EXERCISE → Give the data below again exactly as written, without its pictures.

★ ★ ★ ★ ★

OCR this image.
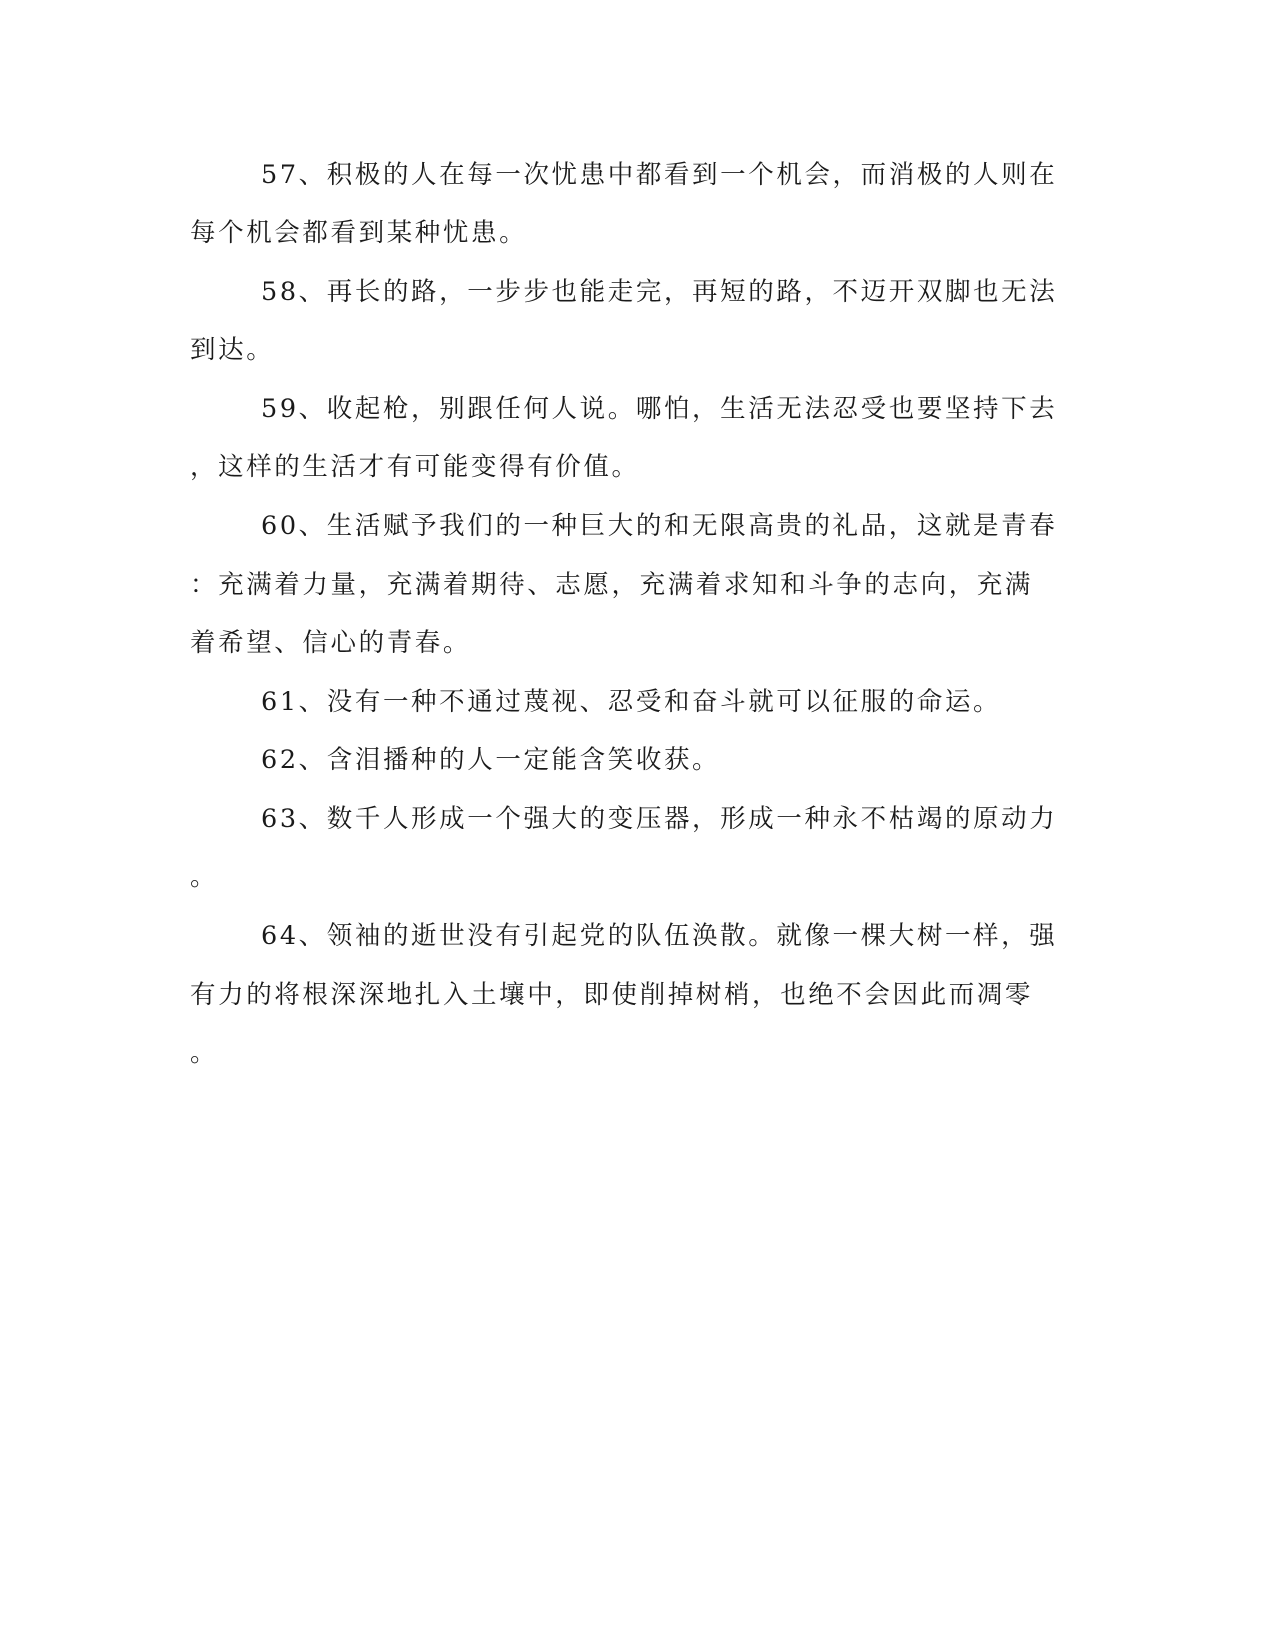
57、积极的人在每一次忧患中都看到一个机会，而消极的人则在
每个机会都看到某种忧患。
58、再长的路，一步步也能走完，再短的路，不迈开双脚也无法
到达。
59、收起枪，别跟任何人说。哪怕，生活无法忍受也要坚持下去
，这样的生活才有可能变得有价值。
60、生活赋予我们的一种巨大的和无限高贵的礼品，这就是青春
：充满着力量，充满着期待、志愿，充满着求知和斗争的志向，充满
着希望、信心的青春。
61、没有一种不通过蔑视、忍受和奋斗就可以征服的命运。
62、含泪播种的人一定能含笑收获。
63、数千人形成一个强大的变压器，形成一种永不枯竭的原动力
。
64、领袖的逝世没有引起党的队伍涣散。就像一棵大树一样，强
有力的将根深深地扎入土壤中，即使削掉树梢，也绝不会因此而凋零
。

★ ★ ★ ★ ★

SOLUTION FOR THIS PROBLEM →
OCR this image.
57、积极的人在每一次忧患中都看到一个机会，而消极的人则在
每个机会都看到某种忧患。
58、再长的路，一步步也能走完，再短的路，不迈开双脚也无法
到达。
59、收起枪，别跟任何人说。哪怕，生活无法忍受也要坚持下去
，这样的生活才有可能变得有价值。
60、生活赋予我们的一种巨大的和无限高贵的礼品，这就是青春
：充满着力量，充满着期待、志愿，充满着求知和斗争的志向，充满
着希望、信心的青春。
61、没有一种不通过蔑视、忍受和奋斗就可以征服的命运。
62、含泪播种的人一定能含笑收获。
63、数千人形成一个强大的变压器，形成一种永不枯竭的原动力
。
64、领袖的逝世没有引起党的队伍涣散。就像一棵大树一样，强
有力的将根深深地扎入土壤中，即使削掉树梢，也绝不会因此而凋零
。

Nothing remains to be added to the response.